> _What is required_: From the listing below, copy every line with the word "Afrikanischen".

Dataset entries
— Begin —

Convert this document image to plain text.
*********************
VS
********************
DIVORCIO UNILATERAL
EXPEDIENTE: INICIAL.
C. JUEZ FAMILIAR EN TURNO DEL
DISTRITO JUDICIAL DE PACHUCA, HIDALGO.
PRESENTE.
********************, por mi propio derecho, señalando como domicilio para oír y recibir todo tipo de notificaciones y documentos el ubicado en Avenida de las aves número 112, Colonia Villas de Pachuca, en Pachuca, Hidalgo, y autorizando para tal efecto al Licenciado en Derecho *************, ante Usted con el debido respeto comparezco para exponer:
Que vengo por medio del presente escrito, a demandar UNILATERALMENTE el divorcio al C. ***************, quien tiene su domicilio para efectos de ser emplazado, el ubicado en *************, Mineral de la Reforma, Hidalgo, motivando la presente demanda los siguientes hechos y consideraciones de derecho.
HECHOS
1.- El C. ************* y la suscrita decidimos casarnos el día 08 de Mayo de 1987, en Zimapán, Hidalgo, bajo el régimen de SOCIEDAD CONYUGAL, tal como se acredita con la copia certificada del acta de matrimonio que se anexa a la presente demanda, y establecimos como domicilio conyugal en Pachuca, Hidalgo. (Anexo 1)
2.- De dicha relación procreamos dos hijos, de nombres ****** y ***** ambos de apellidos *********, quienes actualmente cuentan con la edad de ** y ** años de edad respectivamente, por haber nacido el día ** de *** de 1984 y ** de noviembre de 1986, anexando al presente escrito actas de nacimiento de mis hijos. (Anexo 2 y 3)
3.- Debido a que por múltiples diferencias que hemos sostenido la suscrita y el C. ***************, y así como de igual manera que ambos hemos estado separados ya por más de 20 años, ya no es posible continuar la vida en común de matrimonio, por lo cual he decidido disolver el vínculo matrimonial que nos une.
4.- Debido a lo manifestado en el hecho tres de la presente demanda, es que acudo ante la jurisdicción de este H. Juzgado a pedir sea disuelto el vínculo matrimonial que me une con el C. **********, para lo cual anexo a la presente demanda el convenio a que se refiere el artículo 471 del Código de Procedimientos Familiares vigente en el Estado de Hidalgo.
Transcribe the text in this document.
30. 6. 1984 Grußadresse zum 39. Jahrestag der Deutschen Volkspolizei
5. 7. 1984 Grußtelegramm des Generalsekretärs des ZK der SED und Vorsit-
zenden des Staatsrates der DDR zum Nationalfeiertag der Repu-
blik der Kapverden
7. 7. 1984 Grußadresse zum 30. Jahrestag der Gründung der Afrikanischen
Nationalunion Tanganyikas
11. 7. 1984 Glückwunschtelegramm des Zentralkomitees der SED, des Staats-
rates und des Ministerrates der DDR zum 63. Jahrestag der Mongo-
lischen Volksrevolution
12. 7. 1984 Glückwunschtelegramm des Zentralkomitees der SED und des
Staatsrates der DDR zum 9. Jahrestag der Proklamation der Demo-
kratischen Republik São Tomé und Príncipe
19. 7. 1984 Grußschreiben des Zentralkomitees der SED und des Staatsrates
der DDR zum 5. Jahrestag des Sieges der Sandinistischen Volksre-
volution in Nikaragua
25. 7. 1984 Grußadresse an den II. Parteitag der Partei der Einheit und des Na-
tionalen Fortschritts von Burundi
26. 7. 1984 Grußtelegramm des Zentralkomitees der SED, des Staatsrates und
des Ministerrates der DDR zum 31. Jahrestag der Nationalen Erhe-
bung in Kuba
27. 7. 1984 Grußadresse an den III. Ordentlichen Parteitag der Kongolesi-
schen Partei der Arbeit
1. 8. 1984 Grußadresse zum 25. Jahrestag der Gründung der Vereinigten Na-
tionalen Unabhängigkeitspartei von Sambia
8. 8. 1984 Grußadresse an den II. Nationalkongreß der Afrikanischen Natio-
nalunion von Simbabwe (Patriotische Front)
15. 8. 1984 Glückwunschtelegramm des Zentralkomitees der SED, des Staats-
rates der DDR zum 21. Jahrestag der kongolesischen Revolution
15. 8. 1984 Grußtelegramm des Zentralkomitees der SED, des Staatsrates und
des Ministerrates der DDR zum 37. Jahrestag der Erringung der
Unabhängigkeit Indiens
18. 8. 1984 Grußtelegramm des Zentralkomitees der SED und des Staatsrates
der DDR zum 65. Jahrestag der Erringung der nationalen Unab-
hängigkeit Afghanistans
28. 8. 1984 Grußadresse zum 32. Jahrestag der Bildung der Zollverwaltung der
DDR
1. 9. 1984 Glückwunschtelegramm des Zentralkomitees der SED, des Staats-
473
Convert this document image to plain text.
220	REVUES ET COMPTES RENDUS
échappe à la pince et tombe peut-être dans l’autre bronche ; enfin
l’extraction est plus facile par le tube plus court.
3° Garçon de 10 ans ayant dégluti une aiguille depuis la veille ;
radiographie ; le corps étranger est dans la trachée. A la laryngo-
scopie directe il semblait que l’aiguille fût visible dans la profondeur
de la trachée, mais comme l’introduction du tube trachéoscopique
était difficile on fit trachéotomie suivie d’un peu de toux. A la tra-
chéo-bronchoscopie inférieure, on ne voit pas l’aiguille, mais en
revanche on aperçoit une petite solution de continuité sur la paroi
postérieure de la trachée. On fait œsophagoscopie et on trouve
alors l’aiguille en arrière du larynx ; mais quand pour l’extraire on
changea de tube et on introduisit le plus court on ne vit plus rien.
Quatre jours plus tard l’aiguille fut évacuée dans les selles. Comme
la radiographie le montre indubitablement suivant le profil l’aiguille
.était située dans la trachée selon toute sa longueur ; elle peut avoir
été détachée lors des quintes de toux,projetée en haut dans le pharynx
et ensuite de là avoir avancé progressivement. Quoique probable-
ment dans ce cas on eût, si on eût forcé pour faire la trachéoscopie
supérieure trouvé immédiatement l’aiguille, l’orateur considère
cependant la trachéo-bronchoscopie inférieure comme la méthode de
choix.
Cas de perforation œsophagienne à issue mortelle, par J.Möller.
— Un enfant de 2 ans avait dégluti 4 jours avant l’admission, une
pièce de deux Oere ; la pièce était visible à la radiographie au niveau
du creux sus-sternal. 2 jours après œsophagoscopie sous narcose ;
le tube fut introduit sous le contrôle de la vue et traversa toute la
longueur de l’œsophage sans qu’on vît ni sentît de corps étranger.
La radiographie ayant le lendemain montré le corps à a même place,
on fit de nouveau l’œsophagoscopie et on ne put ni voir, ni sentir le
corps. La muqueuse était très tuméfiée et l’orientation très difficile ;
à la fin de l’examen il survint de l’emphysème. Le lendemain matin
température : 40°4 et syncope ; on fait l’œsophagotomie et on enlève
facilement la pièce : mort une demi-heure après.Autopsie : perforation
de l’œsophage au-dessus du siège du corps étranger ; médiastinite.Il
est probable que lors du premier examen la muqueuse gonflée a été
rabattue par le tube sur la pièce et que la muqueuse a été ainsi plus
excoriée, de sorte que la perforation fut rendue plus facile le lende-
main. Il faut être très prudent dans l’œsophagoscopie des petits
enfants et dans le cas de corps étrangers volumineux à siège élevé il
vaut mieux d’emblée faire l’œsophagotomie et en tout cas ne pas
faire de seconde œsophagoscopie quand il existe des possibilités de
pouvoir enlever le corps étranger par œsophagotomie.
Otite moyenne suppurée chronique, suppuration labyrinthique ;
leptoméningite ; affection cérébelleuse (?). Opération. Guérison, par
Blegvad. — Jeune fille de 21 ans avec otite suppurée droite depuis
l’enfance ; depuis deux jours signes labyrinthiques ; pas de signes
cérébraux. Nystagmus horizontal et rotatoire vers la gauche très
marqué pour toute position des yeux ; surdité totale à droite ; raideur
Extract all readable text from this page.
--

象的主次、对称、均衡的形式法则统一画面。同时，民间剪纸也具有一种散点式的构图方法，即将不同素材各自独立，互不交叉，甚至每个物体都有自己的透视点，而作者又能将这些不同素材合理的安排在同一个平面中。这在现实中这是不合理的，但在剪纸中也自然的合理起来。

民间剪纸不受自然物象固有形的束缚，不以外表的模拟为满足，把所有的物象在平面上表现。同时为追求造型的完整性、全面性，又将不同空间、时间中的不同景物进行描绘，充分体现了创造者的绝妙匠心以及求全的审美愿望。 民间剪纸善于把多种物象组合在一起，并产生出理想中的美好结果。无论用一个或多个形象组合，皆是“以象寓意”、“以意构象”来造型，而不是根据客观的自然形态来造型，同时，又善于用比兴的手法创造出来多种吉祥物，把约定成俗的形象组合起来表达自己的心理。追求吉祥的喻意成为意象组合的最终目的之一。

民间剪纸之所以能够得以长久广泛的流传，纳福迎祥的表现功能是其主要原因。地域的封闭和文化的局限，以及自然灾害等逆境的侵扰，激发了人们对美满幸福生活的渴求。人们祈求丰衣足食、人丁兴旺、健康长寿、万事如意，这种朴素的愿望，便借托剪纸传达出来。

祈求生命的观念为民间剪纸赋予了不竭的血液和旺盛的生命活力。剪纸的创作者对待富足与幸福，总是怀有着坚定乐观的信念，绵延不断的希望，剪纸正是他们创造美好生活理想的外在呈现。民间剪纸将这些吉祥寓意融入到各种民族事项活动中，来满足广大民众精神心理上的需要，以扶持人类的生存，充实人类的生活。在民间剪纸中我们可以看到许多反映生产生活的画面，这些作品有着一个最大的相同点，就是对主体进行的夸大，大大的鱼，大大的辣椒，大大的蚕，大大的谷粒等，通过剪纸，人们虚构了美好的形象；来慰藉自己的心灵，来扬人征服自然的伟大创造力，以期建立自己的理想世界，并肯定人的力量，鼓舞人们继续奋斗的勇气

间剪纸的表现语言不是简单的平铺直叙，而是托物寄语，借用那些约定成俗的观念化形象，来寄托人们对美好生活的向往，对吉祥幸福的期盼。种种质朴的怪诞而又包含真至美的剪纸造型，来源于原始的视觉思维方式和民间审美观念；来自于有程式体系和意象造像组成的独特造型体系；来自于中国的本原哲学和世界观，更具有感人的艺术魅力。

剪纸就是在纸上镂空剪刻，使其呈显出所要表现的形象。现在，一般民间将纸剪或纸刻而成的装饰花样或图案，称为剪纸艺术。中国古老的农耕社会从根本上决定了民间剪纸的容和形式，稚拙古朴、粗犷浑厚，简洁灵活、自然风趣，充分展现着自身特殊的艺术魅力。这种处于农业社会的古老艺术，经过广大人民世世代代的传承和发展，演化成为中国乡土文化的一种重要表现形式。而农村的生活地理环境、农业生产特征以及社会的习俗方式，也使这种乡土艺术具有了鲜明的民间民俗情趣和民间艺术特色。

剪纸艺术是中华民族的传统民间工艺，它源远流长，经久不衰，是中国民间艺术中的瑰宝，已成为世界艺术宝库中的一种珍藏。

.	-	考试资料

— End —

> _Correct output_:
7. 7. 1984 Grußadresse zum 30. Jahrestag der Gründung der Afrikanischen
8. 8. 1984 Grußadresse an den II. Nationalkongreß der Afrikanischen Natio-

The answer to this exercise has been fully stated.